- **WHAT THE EXERCISE ASKS**
Return the whole listing, line for line, without the pictures in it.

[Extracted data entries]
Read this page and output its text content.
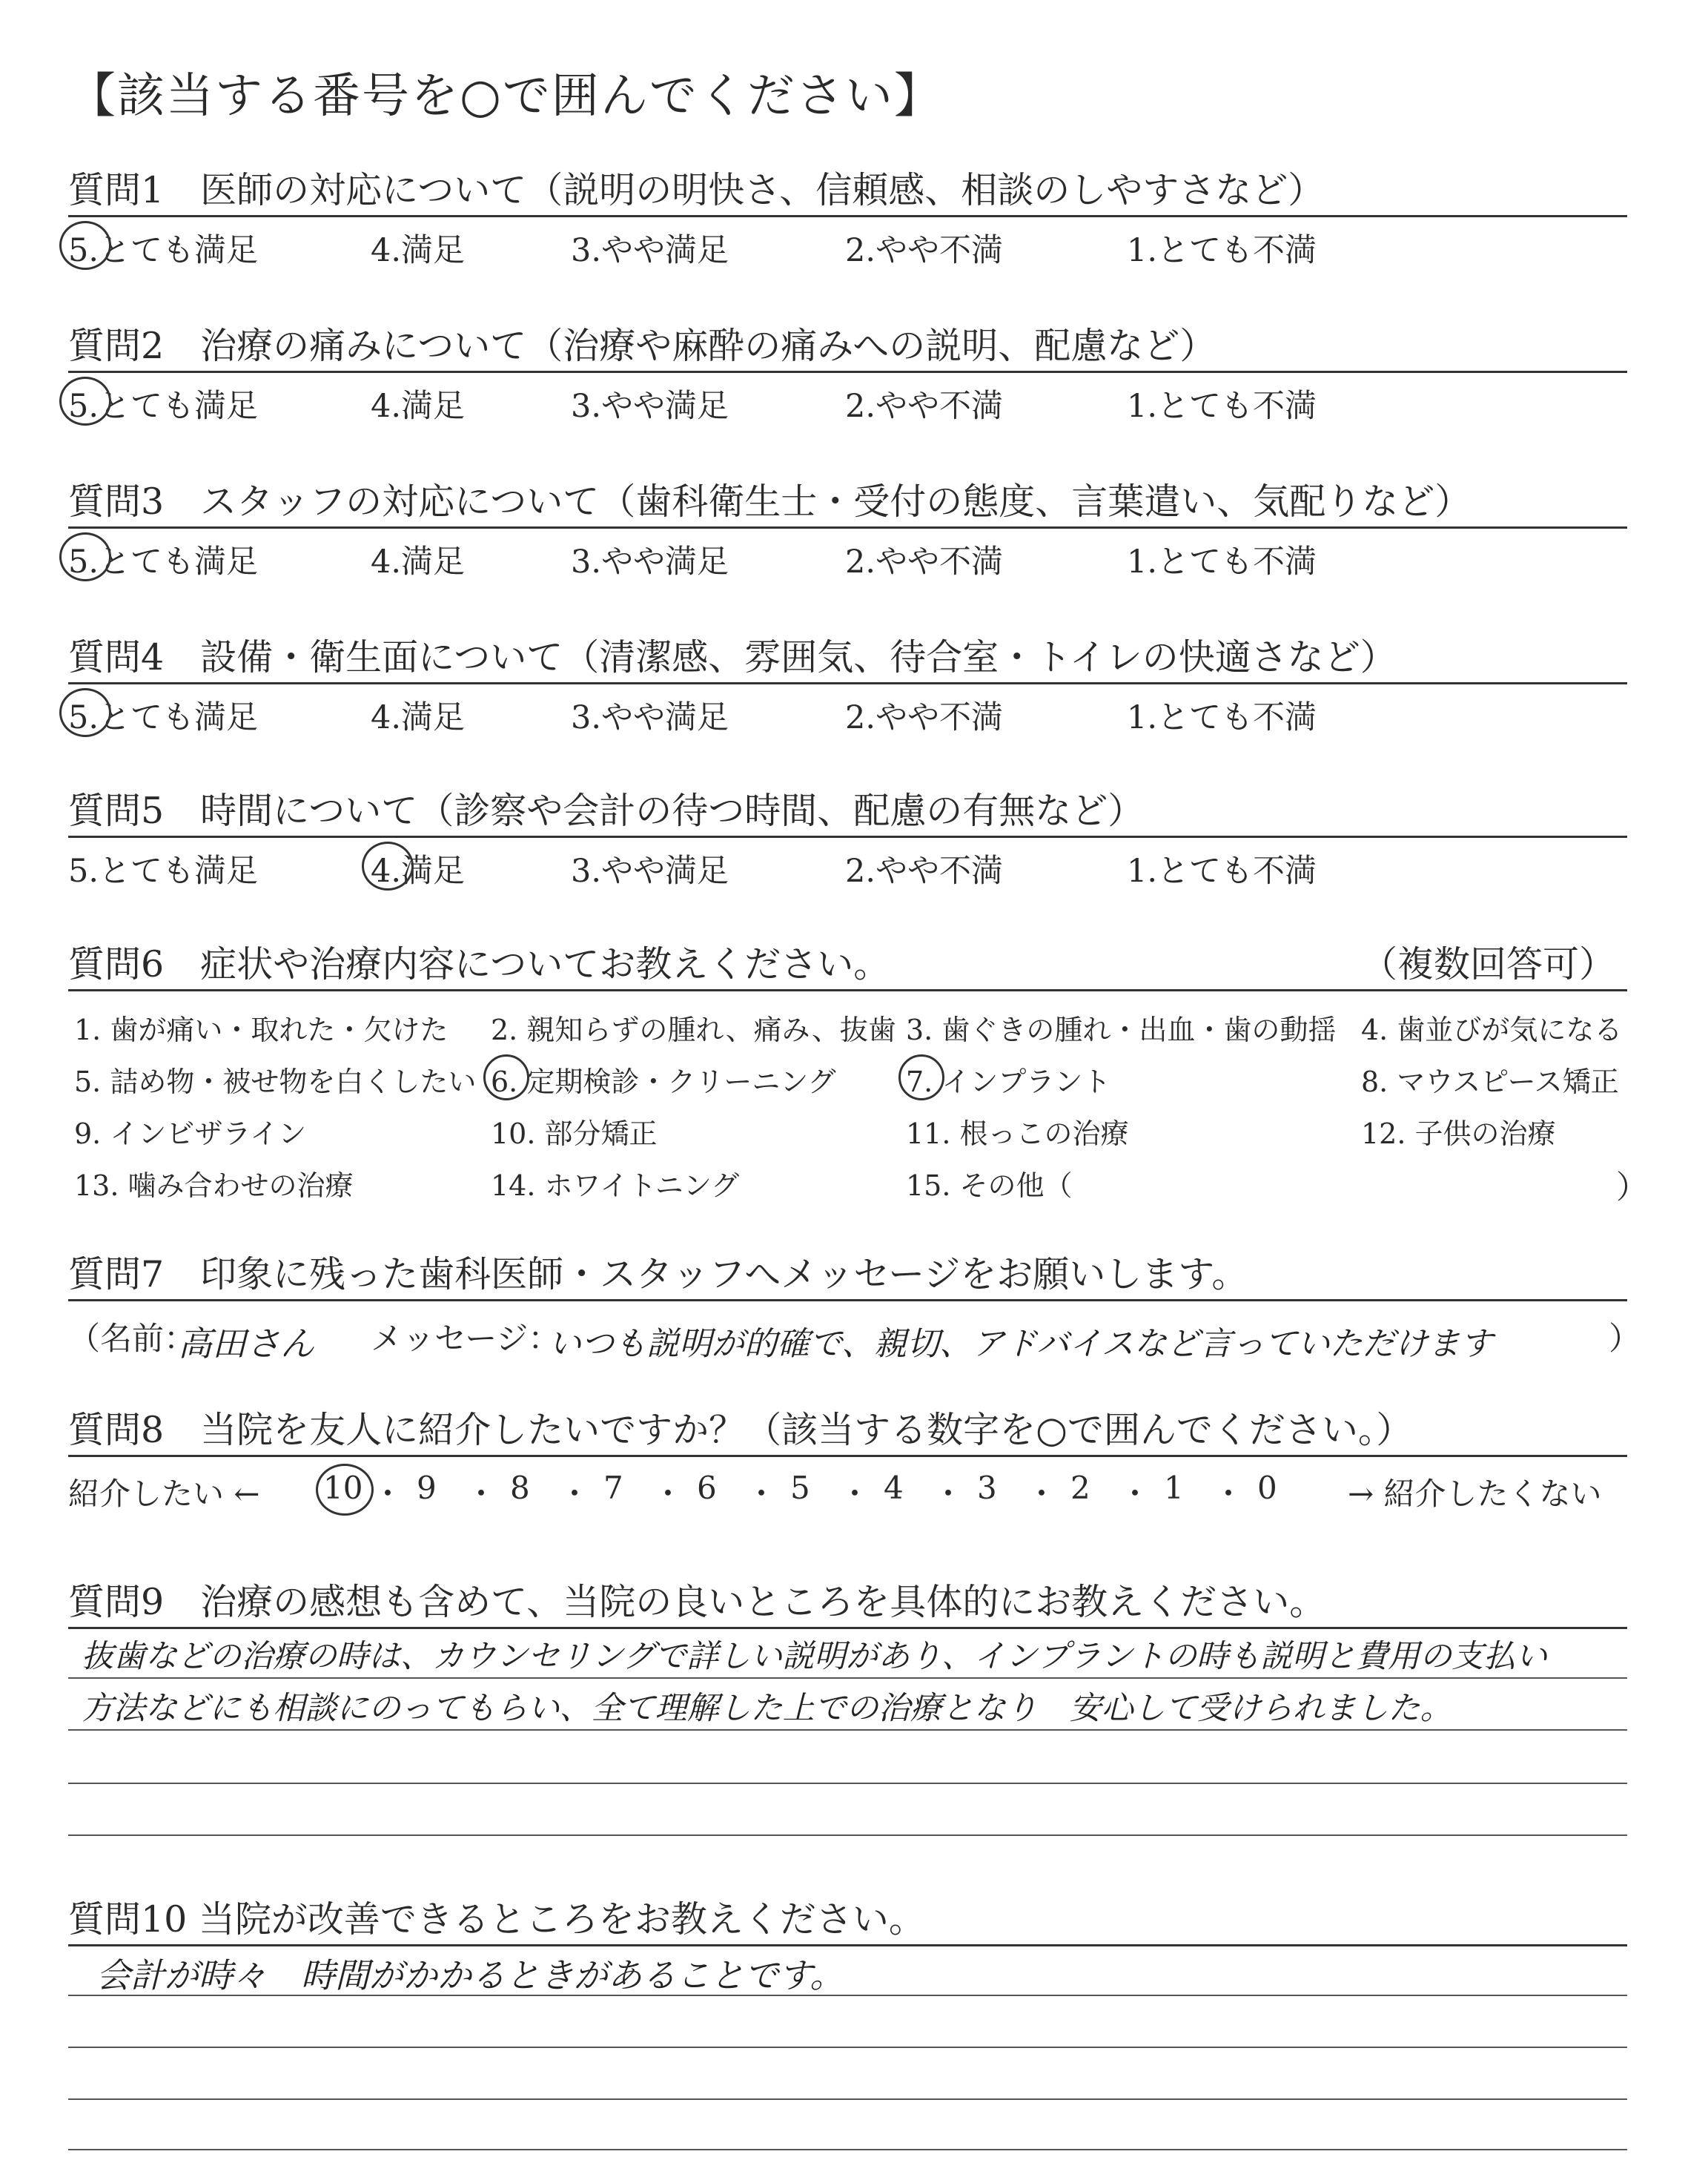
【該当する番号を○で囲んでください】
質問1　医師の対応について（説明の明快さ、信頼感、相談のしやすさなど）
5.とても満足	4.満足	3.やや満足	2.やや不満	1.とても不満
質問2　治療の痛みについて（治療や麻酔の痛みへの説明、配慮など）
5.とても満足	4.満足	3.やや満足	2.やや不満	1.とても不満
質問3　スタッフの対応について（歯科衛生士・受付の態度、言葉遣い、気配りなど）
5.とても満足	4.満足	3.やや満足	2.やや不満	1.とても不満
質問4　設備・衛生面について（清潔感、雰囲気、待合室・トイレの快適さなど）
5.とても満足	4.満足	3.やや満足	2.やや不満	1.とても不満
質問5　時間について（診察や会計の待つ時間、配慮の有無など）
5.とても満足	4.満足	3.やや満足	2.やや不満	1.とても不満
質問6　症状や治療内容についてお教えください。	（複数回答可）
1. 歯が痛い・取れた・欠けた 2. 親知らずの腫れ、痛み、抜歯 3. 歯ぐきの腫れ・出血・歯の動揺 4. 歯並びが気になる
5. 詰め物・被せ物を白くしたい 6. 定期検診・クリーニング 7. インプラント	8. マウスピース矯正
9. インビザライン	10. 部分矯正	11. 根っこの治療	12. 子供の治療
13. 噛み合わせの治療	14. ホワイトニング	15. その他（	）
質問7　印象に残った歯科医師・スタッフへメッセージをお願いします。
（名前：
高田さん メッセージ：
いつも説明が的確で、親切、アドバイスなど言っていただけます	）
質問8　当院を友人に紹介したいですか？（該当する数字を○で囲んでください。）
紹介したい ← 10 ・ 9 ・ 8 ・ 7 ・ 6 ・ 5 ・ 4 ・ 3 ・ 2 ・ 1 ・ 0 → 紹介したくない
質問9　治療の感想も含めて、当院の良いところを具体的にお教えください。
抜歯などの治療の時は、カウンセリングで詳しい説明があり、インプラントの時も説明と費用の支払い
方法などにも相談にのってもらい、全て理解した上での治療となり　安心して受けられました。
質問10 当院が改善できるところをお教えください。
会計が時々　時間がかかるときがあることです。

- **ANSWER TO THIS EXERCISE**
Read this page and output its text content.
【該当する番号を○で囲んでください】
質問1　医師の対応について（説明の明快さ、信頼感、相談のしやすさなど）
5.とても満足	4.満足	3.やや満足	2.やや不満	1.とても不満
質問2　治療の痛みについて（治療や麻酔の痛みへの説明、配慮など）
5.とても満足	4.満足	3.やや満足	2.やや不満	1.とても不満
質問3　スタッフの対応について（歯科衛生士・受付の態度、言葉遣い、気配りなど）
5.とても満足	4.満足	3.やや満足	2.やや不満	1.とても不満
質問4　設備・衛生面について（清潔感、雰囲気、待合室・トイレの快適さなど）
5.とても満足	4.満足	3.やや満足	2.やや不満	1.とても不満
質問5　時間について（診察や会計の待つ時間、配慮の有無など）
5.とても満足	4.満足	3.やや満足	2.やや不満	1.とても不満
質問6　症状や治療内容についてお教えください。	（複数回答可）
1. 歯が痛い・取れた・欠けた 2. 親知らずの腫れ、痛み、抜歯 3. 歯ぐきの腫れ・出血・歯の動揺 4. 歯並びが気になる
5. 詰め物・被せ物を白くしたい 6. 定期検診・クリーニング 7. インプラント	8. マウスピース矯正
9. インビザライン	10. 部分矯正	11. 根っこの治療	12. 子供の治療
13. 噛み合わせの治療	14. ホワイトニング	15. その他（	）
質問7　印象に残った歯科医師・スタッフへメッセージをお願いします。
（名前：
高田さん メッセージ：
いつも説明が的確で、親切、アドバイスなど言っていただけます	）
質問8　当院を友人に紹介したいですか？（該当する数字を○で囲んでください。）
紹介したい ← 10 ・ 9 ・ 8 ・ 7 ・ 6 ・ 5 ・ 4 ・ 3 ・ 2 ・ 1 ・ 0 → 紹介したくない
質問9　治療の感想も含めて、当院の良いところを具体的にお教えください。
抜歯などの治療の時は、カウンセリングで詳しい説明があり、インプラントの時も説明と費用の支払い
方法などにも相談にのってもらい、全て理解した上での治療となり　安心して受けられました。
質問10 当院が改善できるところをお教えください。
会計が時々　時間がかかるときがあることです。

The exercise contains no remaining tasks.